TASK INSTRUCTIONS>
Could you print all the entries exactly?

PROVIDED DATA>
....
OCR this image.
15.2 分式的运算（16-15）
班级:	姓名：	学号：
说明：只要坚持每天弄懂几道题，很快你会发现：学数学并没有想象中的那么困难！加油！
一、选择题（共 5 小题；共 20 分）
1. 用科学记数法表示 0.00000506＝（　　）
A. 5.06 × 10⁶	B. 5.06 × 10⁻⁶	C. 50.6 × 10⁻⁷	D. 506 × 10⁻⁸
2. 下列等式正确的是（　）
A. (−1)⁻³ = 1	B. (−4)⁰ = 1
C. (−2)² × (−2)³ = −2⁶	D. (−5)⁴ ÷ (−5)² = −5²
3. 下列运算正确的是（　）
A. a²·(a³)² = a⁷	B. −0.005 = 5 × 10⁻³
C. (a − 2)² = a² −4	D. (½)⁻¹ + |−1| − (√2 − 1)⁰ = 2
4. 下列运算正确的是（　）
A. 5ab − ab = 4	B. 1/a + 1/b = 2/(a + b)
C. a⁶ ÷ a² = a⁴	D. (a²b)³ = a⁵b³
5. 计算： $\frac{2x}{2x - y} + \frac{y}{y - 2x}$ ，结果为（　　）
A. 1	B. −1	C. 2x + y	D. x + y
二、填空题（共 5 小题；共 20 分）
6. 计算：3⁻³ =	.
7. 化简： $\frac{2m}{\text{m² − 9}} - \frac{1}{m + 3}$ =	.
....
TASK RESULT>
OCR this image.
15.2 分式的运算（16-15）
班级:	姓名：	学号：
说明：只要坚持每天弄懂几道题，很快你会发现：学数学并没有想象中的那么困难！加油！
一、选择题（共 5 小题；共 20 分）
1. 用科学记数法表示 0.00000506＝（　　）
A. 5.06 × 10⁶	B. 5.06 × 10⁻⁶	C. 50.6 × 10⁻⁷	D. 506 × 10⁻⁸
2. 下列等式正确的是（　）
A. (−1)⁻³ = 1	B. (−4)⁰ = 1
C. (−2)² × (−2)³ = −2⁶	D. (−5)⁴ ÷ (−5)² = −5²
3. 下列运算正确的是（　）
A. a²·(a³)² = a⁷	B. −0.005 = 5 × 10⁻³
C. (a − 2)² = a² −4	D. (½)⁻¹ + |−1| − (√2 − 1)⁰ = 2
4. 下列运算正确的是（　）
A. 5ab − ab = 4	B. 1/a + 1/b = 2/(a + b)
C. a⁶ ÷ a² = a⁴	D. (a²b)³ = a⁵b³
5. 计算： $\frac{2x}{2x - y} + \frac{y}{y - 2x}$ ，结果为（　　）
A. 1	B. −1	C. 2x + y	D. x + y
二、填空题（共 5 小题；共 20 分）
6. 计算：3⁻³ =	.
7. 化简： $\frac{2m}{\text{m² − 9}} - \frac{1}{m + 3}$ =	.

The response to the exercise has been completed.